Extracted data entries:
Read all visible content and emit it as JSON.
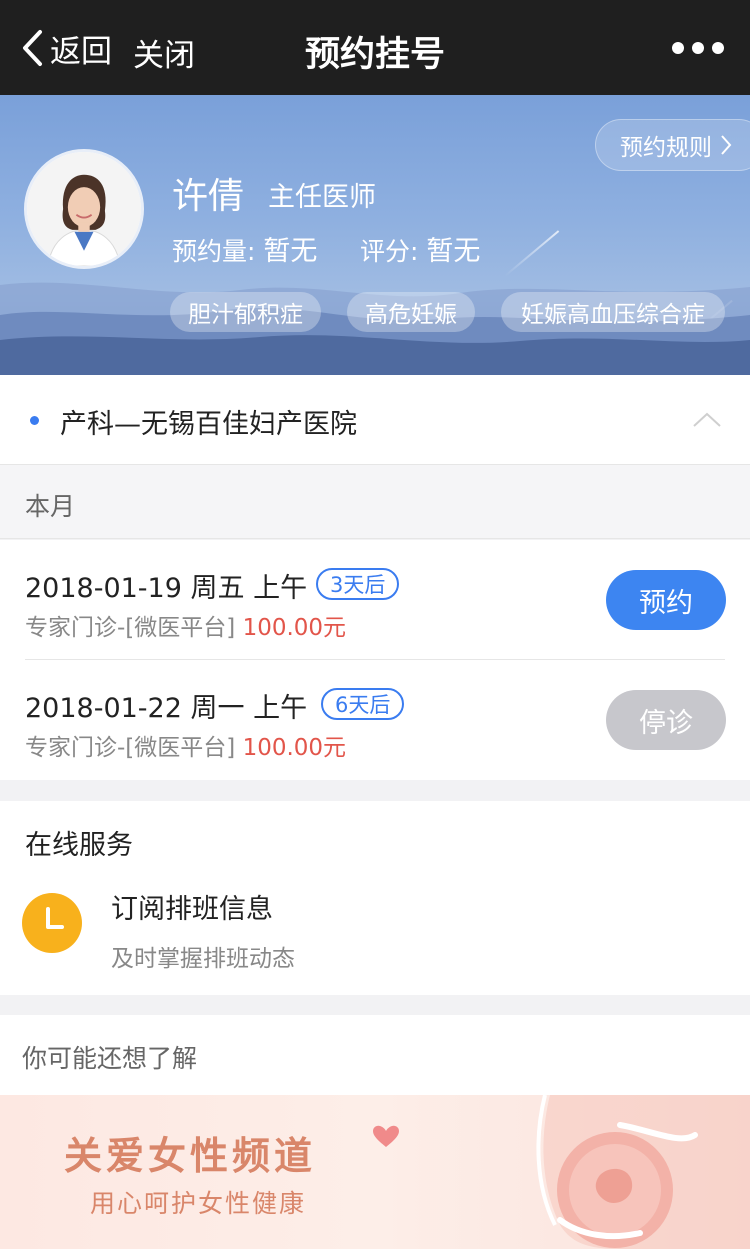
{
  "nav": {
    "back_label": "返回",
    "close_label": "关闭",
    "title": "预约挂号"
  },
  "doctor": {
    "name": "许倩",
    "title": "主任医师",
    "appointments_label": "预约量:",
    "appointments_value": "暂无",
    "rating_label": "评分:",
    "rating_value": "暂无",
    "rules_label": "预约规则",
    "tags": [
      "胆汁郁积症",
      "高危妊娠",
      "妊娠高血压综合症"
    ]
  },
  "hospital": {
    "label": "产科—无锡百佳妇产医院"
  },
  "month_label": "本月",
  "schedule": [
    {
      "date": "2018-01-19 周五  上午",
      "badge": "3天后",
      "type": "专家门诊-[微医平台]",
      "price": "100.00元",
      "button": "预约",
      "available": true
    },
    {
      "date": "2018-01-22 周一  上午",
      "badge": "6天后",
      "type": "专家门诊-[微医平台]",
      "price": "100.00元",
      "button": "停诊",
      "available": false
    }
  ],
  "online": {
    "title": "在线服务",
    "service_title": "订阅排班信息",
    "service_sub": "及时掌握排班动态"
  },
  "maybe_label": "你可能还想了解",
  "banner": {
    "title": "关爱女性频道",
    "subtitle": "用心呵护女性健康"
  },
  "colors": {
    "accent": "#3d85f1",
    "price": "#e2554a",
    "navbar": "#1f1f1f",
    "clock": "#f8b11c"
  }
}
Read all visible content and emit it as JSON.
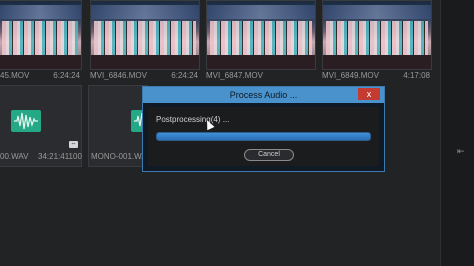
{
  "clips": [
    {
      "name": "45.MOV",
      "duration": "6:24:24"
    },
    {
      "name": "MVI_6846.MOV",
      "duration": "6:24:24"
    },
    {
      "name": "MVI_6847.MOV",
      "duration": ""
    },
    {
      "name": "MVI_6849.MOV",
      "duration": "4:17:08"
    }
  ],
  "audio": [
    {
      "name": "00.WAV",
      "duration": "34:21:41100"
    },
    {
      "name": "MONO-001.WAV",
      "duration": ""
    }
  ],
  "dialog": {
    "title": "Process Audio ...",
    "close": "x",
    "status": "Postprocessing(4) ...",
    "progress": 1.0,
    "cancel": "Cancel"
  },
  "colors": {
    "accent": "#4a92cc",
    "close": "#c43b31",
    "wave": "#25a885"
  }
}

PROBLEM STATEMENT:
Give all the entries again exactly, dropping each picture.

TASK SOLUTION:
Read all visible content and emit it as JSON.
{
  "nav": {
    "back_label": "返回",
    "close_label": "关闭",
    "title": "预约挂号"
  },
  "doctor": {
    "name": "许倩",
    "title": "主任医师",
    "appointments_label": "预约量:",
    "appointments_value": "暂无",
    "rating_label": "评分:",
    "rating_value": "暂无",
    "rules_label": "预约规则",
    "tags": [
      "胆汁郁积症",
      "高危妊娠",
      "妊娠高血压综合症"
    ]
  },
  "hospital": {
    "label": "产科—无锡百佳妇产医院"
  },
  "month_label": "本月",
  "schedule": [
    {
      "date": "2018-01-19 周五  上午",
      "badge": "3天后",
      "type": "专家门诊-[微医平台]",
      "price": "100.00元",
      "button": "预约",
      "available": true
    },
    {
      "date": "2018-01-22 周一  上午",
      "badge": "6天后",
      "type": "专家门诊-[微医平台]",
      "price": "100.00元",
      "button": "停诊",
      "available": false
    }
  ],
  "online": {
    "title": "在线服务",
    "service_title": "订阅排班信息",
    "service_sub": "及时掌握排班动态"
  },
  "maybe_label": "你可能还想了解",
  "banner": {
    "title": "关爱女性频道",
    "subtitle": "用心呵护女性健康"
  },
  "colors": {
    "accent": "#3d85f1",
    "price": "#e2554a",
    "navbar": "#1f1f1f",
    "clock": "#f8b11c"
  }
}
Read all visible content and emit it as JSON.
{
  "clips": [
    {
      "name": "45.MOV",
      "duration": "6:24:24"
    },
    {
      "name": "MVI_6846.MOV",
      "duration": "6:24:24"
    },
    {
      "name": "MVI_6847.MOV",
      "duration": ""
    },
    {
      "name": "MVI_6849.MOV",
      "duration": "4:17:08"
    }
  ],
  "audio": [
    {
      "name": "00.WAV",
      "duration": "34:21:41100"
    },
    {
      "name": "MONO-001.WAV",
      "duration": ""
    }
  ],
  "dialog": {
    "title": "Process Audio ...",
    "close": "x",
    "status": "Postprocessing(4) ...",
    "progress": 1.0,
    "cancel": "Cancel"
  },
  "colors": {
    "accent": "#4a92cc",
    "close": "#c43b31",
    "wave": "#25a885"
  }
}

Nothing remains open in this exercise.